*Dataset records:*
## begin
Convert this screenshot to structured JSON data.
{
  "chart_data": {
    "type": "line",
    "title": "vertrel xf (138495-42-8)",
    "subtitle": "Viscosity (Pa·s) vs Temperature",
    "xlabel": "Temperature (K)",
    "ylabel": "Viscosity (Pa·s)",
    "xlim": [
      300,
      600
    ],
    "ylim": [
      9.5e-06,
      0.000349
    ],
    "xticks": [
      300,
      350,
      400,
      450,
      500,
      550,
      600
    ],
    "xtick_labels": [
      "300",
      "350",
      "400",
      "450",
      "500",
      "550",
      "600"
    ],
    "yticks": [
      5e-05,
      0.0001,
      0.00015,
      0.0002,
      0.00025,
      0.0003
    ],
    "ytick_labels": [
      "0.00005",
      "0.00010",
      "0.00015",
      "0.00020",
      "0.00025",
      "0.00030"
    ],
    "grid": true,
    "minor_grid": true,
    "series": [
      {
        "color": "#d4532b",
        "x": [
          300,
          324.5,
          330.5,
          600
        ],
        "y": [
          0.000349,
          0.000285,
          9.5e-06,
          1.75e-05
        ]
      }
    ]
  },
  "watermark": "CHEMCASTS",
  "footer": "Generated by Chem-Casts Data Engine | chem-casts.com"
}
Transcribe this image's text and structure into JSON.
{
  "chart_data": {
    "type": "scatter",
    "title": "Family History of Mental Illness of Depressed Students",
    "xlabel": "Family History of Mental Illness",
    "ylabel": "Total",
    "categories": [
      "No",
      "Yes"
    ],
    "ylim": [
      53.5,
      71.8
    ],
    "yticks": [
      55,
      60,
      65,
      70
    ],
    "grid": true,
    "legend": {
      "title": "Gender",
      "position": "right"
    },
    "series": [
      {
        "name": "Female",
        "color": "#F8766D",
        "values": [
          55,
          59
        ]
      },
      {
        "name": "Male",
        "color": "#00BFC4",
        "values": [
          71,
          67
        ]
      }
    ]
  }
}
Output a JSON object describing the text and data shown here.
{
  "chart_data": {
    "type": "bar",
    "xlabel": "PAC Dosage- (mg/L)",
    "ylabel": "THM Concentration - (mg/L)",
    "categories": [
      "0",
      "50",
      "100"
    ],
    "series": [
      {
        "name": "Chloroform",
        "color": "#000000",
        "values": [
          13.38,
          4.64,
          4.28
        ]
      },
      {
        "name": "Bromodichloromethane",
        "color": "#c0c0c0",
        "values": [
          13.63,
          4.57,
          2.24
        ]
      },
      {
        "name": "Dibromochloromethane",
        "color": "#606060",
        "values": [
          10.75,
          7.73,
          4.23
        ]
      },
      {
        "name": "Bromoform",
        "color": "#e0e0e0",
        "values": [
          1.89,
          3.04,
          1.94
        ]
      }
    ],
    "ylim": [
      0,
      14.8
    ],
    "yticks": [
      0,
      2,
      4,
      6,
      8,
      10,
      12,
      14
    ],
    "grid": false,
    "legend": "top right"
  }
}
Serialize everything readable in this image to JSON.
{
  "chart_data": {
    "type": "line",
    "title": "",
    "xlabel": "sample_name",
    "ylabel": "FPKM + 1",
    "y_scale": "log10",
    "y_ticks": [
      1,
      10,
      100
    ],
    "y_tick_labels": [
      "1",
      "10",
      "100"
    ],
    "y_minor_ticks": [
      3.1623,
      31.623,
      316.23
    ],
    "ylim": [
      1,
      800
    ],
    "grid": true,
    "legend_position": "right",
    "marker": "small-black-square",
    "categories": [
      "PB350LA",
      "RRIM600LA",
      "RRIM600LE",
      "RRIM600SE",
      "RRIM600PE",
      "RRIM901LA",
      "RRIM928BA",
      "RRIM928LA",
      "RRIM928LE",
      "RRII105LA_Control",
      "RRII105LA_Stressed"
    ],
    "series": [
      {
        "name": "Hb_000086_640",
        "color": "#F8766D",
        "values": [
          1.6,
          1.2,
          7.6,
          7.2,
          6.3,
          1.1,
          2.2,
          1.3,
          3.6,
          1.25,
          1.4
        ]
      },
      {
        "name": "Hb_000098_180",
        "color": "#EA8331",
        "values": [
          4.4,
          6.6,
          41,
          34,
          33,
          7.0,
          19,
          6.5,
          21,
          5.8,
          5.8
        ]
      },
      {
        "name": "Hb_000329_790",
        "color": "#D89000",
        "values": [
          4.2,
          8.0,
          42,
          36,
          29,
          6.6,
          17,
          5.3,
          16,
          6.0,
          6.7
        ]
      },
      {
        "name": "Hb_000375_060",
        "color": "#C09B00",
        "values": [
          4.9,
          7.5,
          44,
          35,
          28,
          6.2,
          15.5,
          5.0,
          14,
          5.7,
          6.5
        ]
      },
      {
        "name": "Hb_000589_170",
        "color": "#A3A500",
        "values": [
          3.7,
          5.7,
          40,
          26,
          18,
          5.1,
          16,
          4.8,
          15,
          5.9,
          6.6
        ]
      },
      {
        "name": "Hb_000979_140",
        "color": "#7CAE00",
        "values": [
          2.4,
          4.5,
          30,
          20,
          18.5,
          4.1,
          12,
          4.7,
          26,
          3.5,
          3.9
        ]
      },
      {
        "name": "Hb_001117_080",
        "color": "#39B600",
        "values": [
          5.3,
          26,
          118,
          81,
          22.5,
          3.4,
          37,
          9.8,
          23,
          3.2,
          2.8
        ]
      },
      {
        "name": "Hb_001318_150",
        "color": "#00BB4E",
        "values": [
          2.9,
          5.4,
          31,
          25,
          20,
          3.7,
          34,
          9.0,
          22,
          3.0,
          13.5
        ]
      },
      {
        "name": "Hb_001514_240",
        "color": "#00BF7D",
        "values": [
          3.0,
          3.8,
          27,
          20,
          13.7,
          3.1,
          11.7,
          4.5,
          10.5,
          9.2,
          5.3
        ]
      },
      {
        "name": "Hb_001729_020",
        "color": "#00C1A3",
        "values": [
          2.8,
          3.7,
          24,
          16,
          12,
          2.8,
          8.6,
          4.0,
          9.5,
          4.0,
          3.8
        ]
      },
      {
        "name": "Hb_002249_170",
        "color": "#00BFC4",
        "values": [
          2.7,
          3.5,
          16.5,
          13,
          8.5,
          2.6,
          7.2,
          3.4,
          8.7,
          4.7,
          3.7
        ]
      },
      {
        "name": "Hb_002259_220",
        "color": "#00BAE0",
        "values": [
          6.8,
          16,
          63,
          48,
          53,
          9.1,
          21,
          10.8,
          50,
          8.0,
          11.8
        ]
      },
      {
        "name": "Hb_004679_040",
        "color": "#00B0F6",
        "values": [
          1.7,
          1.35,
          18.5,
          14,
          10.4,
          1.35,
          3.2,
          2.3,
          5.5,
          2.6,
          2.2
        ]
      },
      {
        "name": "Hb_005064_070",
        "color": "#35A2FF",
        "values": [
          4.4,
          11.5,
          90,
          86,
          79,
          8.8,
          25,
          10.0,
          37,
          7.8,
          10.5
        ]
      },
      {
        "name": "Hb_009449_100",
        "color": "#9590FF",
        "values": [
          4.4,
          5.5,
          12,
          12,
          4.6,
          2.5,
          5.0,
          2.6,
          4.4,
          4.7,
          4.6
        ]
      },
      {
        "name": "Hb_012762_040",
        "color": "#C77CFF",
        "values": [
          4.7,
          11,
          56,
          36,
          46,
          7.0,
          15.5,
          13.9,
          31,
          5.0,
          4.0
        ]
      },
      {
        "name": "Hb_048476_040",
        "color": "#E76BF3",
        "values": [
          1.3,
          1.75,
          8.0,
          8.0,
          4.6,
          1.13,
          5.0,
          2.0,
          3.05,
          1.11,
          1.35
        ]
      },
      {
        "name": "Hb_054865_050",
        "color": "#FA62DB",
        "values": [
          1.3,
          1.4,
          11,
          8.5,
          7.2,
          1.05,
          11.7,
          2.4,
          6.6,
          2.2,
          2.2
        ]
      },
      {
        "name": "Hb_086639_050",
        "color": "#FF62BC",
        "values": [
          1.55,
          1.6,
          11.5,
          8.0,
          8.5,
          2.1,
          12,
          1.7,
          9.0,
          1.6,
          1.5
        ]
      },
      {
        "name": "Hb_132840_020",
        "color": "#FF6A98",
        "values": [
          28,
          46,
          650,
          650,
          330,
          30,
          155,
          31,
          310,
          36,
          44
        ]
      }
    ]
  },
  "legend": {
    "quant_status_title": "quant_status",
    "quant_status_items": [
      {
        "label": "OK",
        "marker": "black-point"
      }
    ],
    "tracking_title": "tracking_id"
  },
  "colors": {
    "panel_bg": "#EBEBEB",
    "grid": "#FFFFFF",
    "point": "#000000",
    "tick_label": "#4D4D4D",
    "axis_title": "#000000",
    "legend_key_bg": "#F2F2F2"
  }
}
## end
Return the lines of the records that include the string "Mental".

*Written answer:*
    "title": "Family History of Mental Illness of Depressed Students",
    "xlabel": "Family History of Mental Illness",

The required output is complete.